* Requirements
Answer with one number: how many lines hold "page".

※ ※ ※

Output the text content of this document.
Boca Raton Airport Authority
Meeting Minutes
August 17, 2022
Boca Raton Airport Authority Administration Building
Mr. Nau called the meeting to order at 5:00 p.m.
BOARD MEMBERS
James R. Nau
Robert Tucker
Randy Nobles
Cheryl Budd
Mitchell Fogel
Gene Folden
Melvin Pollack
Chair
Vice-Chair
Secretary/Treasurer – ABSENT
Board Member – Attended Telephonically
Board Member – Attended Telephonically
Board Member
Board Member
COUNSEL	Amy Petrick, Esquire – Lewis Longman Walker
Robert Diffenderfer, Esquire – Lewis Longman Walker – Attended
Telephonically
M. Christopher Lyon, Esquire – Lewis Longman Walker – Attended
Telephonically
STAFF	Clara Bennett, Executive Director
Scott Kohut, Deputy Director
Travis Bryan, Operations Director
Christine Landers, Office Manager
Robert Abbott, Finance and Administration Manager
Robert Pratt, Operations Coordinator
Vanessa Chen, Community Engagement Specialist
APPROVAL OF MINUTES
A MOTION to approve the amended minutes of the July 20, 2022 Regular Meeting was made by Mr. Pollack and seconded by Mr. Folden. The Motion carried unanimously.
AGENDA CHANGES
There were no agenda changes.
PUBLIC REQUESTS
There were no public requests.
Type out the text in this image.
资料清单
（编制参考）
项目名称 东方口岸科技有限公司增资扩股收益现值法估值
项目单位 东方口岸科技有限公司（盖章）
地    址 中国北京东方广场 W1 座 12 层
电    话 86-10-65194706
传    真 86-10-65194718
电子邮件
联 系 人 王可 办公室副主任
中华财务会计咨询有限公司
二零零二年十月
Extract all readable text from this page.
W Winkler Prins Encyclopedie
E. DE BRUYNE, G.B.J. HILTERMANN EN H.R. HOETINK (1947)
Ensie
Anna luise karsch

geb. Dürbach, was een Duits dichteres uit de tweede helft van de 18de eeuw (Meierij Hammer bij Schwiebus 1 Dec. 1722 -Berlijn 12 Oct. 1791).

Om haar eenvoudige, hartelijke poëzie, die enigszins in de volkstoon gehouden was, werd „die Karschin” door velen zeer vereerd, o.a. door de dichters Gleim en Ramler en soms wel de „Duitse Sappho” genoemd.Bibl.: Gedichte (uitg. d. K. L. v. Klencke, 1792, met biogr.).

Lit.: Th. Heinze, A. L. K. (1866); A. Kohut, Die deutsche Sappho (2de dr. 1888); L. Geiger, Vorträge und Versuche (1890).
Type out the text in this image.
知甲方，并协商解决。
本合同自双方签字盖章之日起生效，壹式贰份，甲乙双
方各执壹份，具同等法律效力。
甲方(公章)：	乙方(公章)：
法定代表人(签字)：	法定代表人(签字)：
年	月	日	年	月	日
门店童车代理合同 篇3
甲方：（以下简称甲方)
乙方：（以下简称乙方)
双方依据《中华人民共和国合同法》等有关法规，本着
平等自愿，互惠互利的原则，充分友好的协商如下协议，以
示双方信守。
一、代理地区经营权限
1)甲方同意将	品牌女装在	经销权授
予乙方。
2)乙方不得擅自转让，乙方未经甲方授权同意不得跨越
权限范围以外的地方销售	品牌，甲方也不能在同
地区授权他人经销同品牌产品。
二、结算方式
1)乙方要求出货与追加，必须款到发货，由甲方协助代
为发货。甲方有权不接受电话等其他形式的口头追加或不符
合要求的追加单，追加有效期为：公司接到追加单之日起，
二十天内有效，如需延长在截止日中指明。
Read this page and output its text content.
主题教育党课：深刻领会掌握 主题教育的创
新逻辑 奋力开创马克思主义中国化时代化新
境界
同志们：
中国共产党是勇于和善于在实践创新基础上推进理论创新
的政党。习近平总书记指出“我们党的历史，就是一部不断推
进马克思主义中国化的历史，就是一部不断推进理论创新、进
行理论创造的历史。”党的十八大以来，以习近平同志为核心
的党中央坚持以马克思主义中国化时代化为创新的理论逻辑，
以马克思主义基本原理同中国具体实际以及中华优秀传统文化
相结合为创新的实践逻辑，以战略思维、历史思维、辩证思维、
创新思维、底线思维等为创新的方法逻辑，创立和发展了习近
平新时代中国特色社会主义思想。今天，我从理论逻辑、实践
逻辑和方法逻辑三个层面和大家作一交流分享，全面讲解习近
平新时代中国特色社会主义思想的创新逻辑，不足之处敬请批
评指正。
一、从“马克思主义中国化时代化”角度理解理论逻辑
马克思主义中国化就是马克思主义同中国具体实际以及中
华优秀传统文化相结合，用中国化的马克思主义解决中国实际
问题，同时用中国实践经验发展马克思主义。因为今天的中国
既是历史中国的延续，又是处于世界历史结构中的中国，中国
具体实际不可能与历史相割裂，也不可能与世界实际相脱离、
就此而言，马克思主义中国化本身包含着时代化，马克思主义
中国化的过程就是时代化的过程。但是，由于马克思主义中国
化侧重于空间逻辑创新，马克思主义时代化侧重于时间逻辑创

※ ※ ※

* Task response
2